Task – Copy out each line that has "Percentage" in it.

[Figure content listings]
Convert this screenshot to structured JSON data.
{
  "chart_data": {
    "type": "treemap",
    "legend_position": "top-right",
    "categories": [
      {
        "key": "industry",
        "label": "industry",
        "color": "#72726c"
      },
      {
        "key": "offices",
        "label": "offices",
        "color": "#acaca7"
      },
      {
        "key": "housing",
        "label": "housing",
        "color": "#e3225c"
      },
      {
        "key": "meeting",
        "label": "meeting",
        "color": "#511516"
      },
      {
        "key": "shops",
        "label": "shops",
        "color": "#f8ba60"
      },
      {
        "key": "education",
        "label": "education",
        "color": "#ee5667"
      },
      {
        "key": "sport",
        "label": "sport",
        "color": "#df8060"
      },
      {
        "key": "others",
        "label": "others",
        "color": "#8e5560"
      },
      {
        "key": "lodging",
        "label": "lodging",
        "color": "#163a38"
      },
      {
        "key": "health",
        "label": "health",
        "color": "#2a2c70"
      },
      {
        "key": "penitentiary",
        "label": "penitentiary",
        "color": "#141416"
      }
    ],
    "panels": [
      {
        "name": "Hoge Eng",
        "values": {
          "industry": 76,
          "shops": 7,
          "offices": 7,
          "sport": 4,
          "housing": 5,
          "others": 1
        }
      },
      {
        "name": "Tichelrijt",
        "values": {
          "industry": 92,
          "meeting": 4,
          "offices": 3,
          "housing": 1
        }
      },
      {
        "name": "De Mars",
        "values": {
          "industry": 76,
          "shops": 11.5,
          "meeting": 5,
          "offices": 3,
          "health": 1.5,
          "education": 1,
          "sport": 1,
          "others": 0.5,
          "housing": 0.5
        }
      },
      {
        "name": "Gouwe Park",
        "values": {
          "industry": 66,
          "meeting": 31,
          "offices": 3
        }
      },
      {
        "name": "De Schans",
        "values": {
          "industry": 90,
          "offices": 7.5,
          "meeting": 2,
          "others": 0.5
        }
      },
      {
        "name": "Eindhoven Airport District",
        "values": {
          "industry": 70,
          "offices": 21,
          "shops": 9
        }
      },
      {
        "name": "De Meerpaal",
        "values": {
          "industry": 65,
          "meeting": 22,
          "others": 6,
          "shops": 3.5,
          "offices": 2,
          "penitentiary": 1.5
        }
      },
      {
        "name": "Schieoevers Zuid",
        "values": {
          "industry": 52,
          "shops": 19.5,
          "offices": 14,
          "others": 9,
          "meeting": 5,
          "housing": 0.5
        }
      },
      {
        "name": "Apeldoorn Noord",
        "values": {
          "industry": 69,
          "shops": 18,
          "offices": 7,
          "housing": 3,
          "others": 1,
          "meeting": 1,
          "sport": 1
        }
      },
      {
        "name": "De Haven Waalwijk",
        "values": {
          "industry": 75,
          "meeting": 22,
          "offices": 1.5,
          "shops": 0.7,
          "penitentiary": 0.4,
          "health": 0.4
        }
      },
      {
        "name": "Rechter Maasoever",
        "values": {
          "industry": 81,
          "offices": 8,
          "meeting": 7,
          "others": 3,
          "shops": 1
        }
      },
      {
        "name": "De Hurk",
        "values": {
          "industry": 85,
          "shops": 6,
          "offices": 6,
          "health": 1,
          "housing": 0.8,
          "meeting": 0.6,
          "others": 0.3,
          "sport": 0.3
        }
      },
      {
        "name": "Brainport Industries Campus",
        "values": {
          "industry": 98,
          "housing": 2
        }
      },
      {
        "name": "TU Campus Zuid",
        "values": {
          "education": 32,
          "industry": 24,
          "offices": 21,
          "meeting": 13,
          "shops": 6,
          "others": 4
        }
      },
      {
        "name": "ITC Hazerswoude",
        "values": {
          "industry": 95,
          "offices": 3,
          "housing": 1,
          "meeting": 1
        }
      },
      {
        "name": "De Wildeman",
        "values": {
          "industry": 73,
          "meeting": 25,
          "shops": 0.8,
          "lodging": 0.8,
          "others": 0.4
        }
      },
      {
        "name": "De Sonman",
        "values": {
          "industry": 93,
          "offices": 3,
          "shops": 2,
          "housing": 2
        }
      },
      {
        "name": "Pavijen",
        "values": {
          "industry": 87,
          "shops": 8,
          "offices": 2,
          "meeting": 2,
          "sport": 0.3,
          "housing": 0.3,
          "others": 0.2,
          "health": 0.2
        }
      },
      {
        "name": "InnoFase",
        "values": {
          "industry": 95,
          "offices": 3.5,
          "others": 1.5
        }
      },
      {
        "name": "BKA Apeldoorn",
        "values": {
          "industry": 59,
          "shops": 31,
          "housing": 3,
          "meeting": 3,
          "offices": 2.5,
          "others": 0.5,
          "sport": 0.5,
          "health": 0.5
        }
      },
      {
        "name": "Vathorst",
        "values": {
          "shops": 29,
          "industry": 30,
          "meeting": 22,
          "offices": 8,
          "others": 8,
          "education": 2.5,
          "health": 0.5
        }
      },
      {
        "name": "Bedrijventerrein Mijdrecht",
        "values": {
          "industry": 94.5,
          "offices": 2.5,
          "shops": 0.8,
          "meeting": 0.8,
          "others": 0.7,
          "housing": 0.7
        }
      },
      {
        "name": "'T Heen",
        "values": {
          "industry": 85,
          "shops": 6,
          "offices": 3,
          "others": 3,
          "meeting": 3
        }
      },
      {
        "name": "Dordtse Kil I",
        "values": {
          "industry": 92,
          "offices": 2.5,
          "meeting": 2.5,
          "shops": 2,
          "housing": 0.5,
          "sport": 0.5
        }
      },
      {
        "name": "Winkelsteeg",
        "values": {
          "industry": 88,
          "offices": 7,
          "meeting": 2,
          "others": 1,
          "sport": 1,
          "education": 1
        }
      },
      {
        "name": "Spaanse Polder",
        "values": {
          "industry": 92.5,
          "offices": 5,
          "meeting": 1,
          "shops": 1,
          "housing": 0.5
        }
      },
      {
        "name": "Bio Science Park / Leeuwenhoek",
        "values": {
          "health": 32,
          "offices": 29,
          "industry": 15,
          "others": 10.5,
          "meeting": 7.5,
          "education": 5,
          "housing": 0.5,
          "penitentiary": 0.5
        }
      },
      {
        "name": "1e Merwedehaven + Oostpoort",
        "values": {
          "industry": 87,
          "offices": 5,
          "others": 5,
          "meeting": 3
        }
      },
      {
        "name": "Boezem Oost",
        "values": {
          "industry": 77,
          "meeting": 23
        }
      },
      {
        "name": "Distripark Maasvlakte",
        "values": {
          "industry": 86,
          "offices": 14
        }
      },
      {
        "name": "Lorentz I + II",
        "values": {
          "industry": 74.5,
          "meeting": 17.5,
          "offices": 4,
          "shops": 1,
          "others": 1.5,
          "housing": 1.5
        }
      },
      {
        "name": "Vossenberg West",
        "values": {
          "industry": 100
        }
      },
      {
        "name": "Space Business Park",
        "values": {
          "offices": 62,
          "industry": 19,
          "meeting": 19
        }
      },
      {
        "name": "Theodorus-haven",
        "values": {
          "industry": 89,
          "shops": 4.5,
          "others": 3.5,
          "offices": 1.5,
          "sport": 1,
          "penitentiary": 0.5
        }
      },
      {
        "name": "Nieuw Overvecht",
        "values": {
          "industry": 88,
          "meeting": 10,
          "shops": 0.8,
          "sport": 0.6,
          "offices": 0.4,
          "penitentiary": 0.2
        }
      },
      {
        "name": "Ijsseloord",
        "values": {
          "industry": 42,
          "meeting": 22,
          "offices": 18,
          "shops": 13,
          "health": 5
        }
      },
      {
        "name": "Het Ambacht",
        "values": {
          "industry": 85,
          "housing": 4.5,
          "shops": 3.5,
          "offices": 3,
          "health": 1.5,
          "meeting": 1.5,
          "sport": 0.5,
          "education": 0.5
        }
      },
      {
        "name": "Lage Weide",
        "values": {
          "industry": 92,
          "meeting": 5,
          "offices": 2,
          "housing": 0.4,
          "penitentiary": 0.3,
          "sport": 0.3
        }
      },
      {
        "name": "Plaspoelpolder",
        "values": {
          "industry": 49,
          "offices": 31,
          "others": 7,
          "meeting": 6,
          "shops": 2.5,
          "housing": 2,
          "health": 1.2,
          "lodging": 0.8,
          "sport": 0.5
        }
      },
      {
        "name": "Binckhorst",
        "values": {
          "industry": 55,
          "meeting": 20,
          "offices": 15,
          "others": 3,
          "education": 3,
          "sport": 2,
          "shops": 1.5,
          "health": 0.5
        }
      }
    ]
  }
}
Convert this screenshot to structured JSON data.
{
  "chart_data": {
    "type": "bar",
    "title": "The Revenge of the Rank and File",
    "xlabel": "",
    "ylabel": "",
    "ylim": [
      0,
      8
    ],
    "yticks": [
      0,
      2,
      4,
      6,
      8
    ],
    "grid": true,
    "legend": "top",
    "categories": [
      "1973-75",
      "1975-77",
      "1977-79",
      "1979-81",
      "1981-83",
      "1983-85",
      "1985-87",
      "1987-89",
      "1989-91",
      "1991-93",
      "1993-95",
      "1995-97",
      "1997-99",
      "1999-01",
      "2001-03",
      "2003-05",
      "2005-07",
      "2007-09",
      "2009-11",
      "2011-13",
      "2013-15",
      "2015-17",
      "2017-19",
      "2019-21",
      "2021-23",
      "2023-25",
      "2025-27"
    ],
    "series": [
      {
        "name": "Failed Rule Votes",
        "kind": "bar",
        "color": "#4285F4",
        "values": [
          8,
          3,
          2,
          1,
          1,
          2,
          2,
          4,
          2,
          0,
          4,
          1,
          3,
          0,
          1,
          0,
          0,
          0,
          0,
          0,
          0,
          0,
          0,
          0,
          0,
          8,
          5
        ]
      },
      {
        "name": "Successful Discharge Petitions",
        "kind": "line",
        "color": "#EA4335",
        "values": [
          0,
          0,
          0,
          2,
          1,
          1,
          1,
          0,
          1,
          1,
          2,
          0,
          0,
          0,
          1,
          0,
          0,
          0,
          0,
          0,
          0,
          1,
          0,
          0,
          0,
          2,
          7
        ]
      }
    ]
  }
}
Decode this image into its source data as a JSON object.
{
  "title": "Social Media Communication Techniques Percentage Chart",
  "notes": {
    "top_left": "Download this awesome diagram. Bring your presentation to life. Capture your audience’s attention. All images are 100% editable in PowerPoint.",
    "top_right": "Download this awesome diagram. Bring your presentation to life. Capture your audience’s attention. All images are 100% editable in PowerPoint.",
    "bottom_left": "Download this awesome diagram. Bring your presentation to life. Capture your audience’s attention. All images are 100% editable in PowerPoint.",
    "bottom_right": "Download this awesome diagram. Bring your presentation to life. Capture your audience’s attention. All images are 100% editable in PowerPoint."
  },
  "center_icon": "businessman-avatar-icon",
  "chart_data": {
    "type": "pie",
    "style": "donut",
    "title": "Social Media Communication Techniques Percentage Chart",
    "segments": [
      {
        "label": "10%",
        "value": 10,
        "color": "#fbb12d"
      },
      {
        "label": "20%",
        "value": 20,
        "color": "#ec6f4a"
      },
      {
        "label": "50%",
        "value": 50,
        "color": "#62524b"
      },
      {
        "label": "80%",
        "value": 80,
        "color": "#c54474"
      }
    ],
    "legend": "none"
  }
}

In response –
  "title": "Social Media Communication Techniques Percentage Chart",
    "title": "Social Media Communication Techniques Percentage Chart",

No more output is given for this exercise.